OBJECTIVE –
Go over the listing below line by line and tally those containing "dùng". Give only the tally.

Records excerpted from a collection –
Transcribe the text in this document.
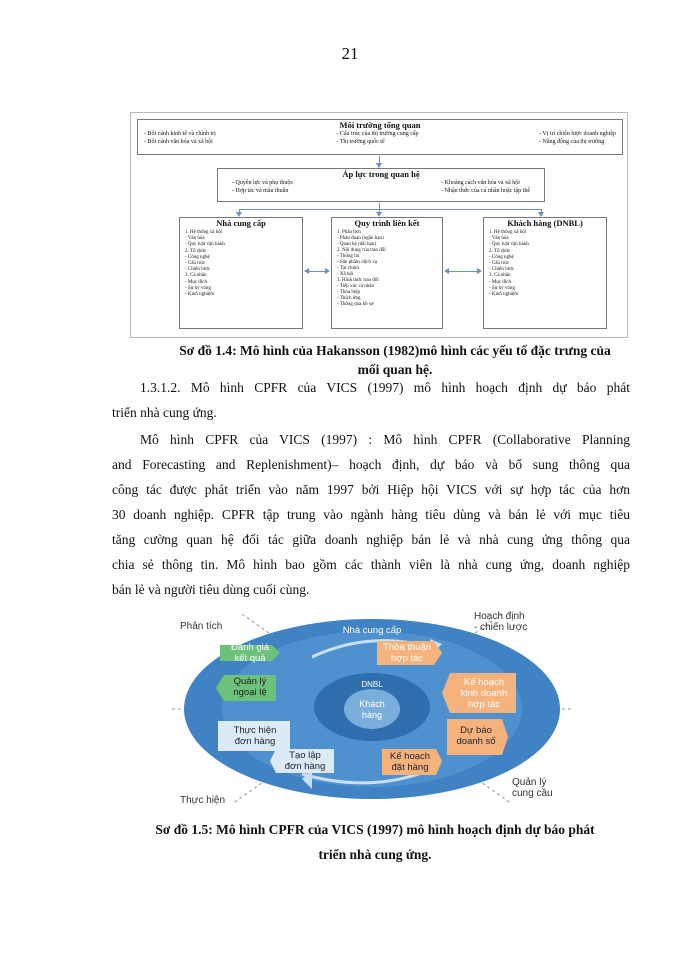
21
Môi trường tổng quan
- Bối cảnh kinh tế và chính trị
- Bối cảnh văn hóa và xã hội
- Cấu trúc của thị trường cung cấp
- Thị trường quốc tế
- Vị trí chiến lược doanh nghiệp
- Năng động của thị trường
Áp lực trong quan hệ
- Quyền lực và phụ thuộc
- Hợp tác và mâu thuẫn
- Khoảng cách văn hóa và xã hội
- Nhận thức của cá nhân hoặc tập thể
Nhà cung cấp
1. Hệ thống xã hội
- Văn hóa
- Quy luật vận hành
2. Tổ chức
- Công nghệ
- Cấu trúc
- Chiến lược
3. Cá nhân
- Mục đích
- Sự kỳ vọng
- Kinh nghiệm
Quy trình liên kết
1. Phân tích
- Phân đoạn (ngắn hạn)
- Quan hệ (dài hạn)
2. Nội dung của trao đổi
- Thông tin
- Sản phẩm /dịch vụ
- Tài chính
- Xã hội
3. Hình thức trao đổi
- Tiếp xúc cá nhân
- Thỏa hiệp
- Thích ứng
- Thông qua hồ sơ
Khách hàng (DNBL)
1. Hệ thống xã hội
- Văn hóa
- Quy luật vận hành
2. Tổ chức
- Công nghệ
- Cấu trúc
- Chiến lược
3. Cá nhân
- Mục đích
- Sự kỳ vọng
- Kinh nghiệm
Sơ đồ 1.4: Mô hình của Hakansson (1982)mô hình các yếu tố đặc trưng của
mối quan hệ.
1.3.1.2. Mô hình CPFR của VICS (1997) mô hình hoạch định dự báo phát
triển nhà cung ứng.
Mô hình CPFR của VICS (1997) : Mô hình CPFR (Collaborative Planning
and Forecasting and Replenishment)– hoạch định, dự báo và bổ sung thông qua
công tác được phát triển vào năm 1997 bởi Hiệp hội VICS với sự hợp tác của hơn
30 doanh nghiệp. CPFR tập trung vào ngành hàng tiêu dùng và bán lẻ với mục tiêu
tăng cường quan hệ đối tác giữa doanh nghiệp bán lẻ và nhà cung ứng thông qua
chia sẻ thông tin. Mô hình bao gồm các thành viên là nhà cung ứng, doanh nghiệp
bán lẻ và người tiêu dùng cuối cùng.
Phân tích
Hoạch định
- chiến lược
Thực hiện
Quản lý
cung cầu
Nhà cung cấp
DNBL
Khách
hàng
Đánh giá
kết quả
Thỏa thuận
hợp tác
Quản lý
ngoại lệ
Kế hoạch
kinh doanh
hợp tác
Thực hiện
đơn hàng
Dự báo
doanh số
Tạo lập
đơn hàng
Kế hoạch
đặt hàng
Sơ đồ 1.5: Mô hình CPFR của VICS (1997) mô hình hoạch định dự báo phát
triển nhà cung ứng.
* * *
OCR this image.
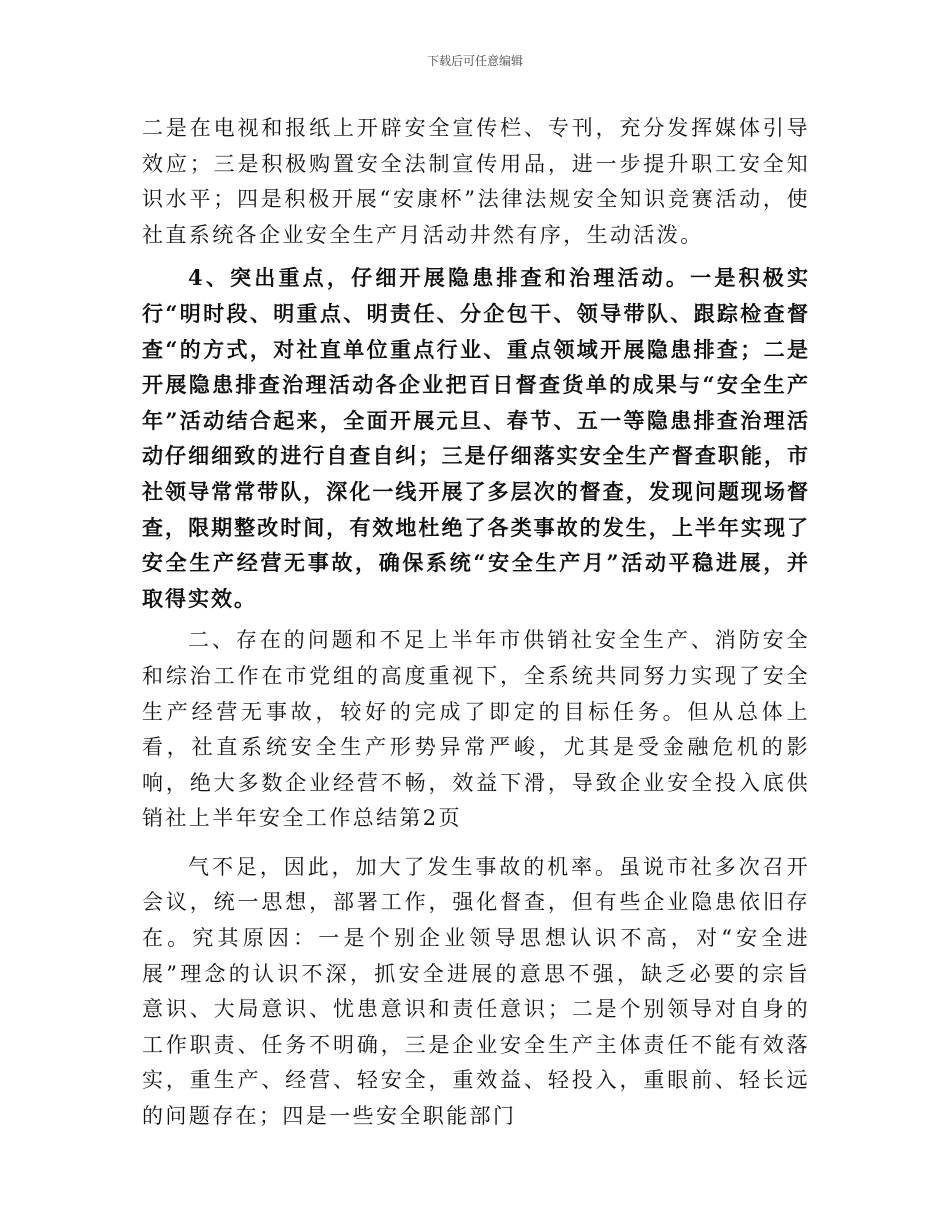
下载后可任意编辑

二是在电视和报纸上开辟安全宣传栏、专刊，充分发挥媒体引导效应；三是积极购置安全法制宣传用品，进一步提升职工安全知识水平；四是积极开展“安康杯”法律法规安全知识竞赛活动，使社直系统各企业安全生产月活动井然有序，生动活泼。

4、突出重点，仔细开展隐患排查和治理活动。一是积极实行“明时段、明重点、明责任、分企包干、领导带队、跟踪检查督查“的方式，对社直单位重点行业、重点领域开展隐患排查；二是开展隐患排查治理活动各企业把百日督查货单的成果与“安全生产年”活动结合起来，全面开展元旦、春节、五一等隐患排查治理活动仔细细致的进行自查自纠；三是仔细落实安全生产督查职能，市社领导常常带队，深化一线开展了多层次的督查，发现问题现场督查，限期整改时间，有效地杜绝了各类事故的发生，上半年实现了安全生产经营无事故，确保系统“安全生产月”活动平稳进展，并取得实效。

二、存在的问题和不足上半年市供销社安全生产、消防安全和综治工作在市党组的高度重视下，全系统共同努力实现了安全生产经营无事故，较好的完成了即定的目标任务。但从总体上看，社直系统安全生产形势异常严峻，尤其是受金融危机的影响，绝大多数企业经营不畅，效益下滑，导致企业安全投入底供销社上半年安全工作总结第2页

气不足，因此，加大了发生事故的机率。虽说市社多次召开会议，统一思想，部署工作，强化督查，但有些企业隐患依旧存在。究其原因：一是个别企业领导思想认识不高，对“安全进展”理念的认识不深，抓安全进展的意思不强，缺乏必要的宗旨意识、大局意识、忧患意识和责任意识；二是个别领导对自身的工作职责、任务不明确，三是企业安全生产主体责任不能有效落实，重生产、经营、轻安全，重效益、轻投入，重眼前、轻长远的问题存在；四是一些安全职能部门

RESULT BELOW –
2